--- START OF Passage to read ---

Release Notes

Version 21.0.0

Features:
  • The warm_start parameter of fit() had a slight behavior change (see docs).

  • Fit can now be called more than once. It will use the same time constraint as the first fit call.

Bugfixes:
  • TargetEncoder is no longer used for Classification tasks, since there is a bug that prevents it from working as intended.

Version 20.2.2

Maintenance:
  • Minor refactoring

  • Updated and expanded documentation

Bugfixes:
  • Avoid a cache-related error when using ASHA search.

Version 20.2.1

Changes:
# 24: Changes to logging

The structure of the log file(s) have changed. The goal is to make the log files easier to use, by making them easier to read and easier to extend write behavior. There will now be three log files, one which contains just evaluation data, one which contains progress data, and one which contains resource usage data. For more information see Logging in the technical guide.

Features:
# 66: csv files are now supported.

Call fit_arff is now fit_from_file which accepts both arff and csv files. The CLI interface and Gama Dashboard also allow for csv files.

--- END OF Passage to read ---
--- START OF Data supplied ---

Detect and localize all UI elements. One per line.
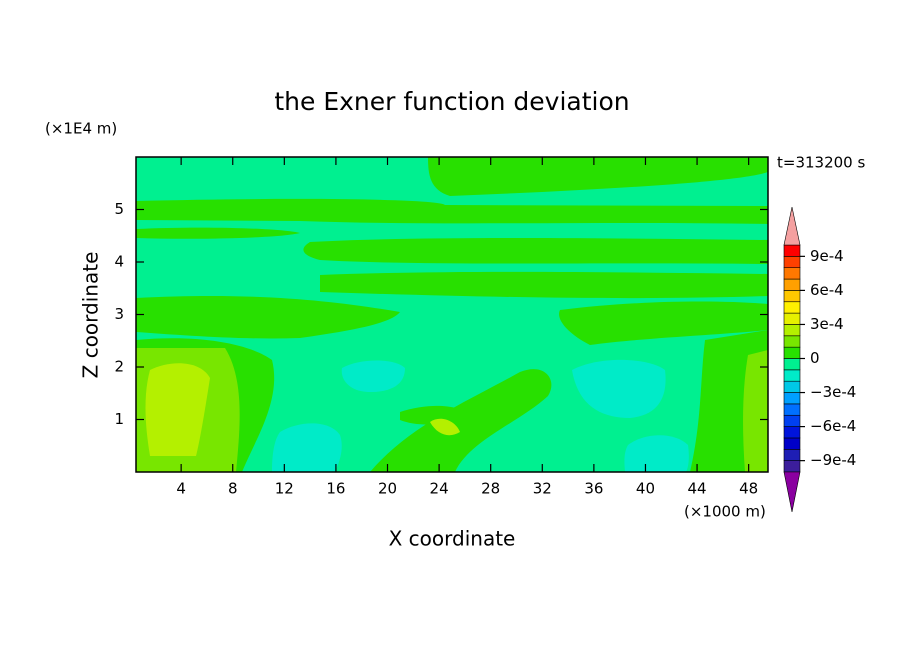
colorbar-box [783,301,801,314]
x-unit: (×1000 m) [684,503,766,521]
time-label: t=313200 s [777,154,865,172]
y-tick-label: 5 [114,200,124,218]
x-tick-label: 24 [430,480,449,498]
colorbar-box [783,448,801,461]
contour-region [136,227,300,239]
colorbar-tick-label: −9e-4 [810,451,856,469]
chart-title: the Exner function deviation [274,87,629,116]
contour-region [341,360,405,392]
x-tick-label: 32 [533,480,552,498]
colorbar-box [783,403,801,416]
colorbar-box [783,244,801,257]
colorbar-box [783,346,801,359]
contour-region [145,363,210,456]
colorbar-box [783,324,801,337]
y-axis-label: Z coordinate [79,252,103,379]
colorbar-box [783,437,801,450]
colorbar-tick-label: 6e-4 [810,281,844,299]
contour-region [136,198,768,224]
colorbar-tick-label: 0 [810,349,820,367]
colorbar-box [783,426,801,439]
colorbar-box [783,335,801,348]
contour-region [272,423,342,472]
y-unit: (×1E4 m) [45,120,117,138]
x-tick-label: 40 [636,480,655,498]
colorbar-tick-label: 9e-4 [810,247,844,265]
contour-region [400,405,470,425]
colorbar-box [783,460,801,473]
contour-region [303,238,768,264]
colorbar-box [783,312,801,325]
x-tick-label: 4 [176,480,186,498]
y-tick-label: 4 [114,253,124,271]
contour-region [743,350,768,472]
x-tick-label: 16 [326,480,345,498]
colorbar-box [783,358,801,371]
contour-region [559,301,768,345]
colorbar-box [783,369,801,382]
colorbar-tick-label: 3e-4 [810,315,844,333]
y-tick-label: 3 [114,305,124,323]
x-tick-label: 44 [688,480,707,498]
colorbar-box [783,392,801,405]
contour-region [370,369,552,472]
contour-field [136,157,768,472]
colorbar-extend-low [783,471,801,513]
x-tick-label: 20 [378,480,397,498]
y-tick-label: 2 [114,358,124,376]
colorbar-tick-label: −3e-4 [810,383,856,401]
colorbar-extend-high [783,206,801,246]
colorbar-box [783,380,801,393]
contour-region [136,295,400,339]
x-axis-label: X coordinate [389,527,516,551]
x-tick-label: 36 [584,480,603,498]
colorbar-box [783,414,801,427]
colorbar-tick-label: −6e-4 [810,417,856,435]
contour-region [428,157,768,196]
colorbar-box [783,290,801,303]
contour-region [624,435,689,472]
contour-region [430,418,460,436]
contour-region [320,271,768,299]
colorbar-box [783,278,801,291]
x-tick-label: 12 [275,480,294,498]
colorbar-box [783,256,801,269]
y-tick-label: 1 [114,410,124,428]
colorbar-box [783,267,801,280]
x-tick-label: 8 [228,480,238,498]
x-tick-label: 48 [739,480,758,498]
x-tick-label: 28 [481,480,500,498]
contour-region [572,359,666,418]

--- END OF Data supplied ---
--- START OF Data supplied ---

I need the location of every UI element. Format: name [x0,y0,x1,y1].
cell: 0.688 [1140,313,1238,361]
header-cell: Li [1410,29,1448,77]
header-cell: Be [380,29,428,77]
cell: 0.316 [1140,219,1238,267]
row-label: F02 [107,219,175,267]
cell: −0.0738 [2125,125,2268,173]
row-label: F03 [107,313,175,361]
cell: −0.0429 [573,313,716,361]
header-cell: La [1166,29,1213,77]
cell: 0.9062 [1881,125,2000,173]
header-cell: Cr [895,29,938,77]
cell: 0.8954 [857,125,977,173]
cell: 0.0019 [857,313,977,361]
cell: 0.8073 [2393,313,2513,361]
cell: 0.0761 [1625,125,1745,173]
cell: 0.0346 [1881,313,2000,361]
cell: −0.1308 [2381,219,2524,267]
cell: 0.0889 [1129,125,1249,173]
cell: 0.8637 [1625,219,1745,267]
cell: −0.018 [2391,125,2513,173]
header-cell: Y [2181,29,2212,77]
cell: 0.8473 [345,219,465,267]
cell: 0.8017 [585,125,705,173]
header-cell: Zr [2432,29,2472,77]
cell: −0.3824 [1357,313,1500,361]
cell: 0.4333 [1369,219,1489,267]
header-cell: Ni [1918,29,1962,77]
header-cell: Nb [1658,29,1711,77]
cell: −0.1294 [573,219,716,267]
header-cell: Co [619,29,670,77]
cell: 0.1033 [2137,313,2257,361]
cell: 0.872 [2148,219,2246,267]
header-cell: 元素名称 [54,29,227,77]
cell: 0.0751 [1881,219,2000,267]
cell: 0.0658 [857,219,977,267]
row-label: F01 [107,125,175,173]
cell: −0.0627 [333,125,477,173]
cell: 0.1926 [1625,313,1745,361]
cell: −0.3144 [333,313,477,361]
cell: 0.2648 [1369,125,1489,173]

--- END OF Data supplied ---
--- START OF Data supplied ---

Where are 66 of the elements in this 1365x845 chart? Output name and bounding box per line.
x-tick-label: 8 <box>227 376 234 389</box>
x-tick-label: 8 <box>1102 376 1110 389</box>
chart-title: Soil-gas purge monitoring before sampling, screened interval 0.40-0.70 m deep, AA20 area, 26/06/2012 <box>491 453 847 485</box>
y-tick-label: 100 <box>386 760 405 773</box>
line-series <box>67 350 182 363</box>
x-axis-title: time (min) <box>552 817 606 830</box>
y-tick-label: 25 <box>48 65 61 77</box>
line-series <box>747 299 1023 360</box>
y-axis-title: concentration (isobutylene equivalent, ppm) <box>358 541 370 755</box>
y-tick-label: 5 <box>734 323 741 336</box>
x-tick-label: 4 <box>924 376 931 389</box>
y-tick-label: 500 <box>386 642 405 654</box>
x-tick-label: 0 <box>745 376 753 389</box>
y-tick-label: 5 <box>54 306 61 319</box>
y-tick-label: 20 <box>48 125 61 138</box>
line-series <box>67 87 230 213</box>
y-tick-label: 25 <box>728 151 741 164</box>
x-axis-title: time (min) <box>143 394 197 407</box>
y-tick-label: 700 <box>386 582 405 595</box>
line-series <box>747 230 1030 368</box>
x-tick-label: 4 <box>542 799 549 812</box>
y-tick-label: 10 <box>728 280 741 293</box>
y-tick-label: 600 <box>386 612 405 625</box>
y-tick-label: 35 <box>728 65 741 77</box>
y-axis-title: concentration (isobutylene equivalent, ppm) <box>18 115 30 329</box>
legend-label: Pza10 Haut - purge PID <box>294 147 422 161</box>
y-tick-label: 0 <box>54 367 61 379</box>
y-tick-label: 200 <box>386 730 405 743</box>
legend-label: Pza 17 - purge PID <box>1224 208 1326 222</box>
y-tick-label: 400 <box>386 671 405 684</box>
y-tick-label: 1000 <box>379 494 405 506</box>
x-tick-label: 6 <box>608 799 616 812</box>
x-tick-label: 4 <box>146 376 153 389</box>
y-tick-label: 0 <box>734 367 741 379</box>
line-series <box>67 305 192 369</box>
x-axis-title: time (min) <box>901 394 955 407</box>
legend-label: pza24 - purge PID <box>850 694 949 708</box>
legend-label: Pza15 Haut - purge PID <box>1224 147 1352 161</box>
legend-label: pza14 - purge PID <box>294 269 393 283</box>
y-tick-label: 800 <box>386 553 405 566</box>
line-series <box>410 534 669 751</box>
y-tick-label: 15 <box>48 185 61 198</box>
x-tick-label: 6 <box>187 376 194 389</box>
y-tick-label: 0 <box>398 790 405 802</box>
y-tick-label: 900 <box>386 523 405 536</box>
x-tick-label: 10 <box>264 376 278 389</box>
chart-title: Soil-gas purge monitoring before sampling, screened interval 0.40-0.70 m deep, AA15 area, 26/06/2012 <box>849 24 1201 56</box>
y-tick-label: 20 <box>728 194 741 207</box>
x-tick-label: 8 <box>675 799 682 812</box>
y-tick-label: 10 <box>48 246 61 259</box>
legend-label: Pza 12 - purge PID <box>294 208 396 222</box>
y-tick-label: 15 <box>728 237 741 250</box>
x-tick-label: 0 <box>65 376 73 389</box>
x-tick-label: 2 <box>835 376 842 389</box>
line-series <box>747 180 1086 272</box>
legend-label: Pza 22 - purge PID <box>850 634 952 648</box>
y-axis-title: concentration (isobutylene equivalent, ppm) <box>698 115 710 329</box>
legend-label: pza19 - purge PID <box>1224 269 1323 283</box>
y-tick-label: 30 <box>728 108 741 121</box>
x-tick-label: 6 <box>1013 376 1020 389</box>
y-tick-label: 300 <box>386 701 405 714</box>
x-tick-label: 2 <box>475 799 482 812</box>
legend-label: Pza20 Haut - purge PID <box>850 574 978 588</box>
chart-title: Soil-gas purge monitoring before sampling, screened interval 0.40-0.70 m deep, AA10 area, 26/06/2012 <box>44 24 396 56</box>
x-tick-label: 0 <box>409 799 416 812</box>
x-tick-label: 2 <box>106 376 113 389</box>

--- END OF Data supplied ---

**Objective**
Decide whether each statement agrees with the release notes, answering yes or no and quoting the deciding words: (a) in version 21.0.0, fit can be called more than once and reuses the time constraint of the first call; (b) TargetEncoder is now used for Classification tasks; (c) after the logging changes in version 20.2.1 there are two log files.

**Worked answer**
(a) Yes: "Fit can now be called more than once. It will use the same time constraint as the first fit call."
(b) No: "TargetEncoder is no longer used for Classification tasks"
(c) No: "There will now be three log files"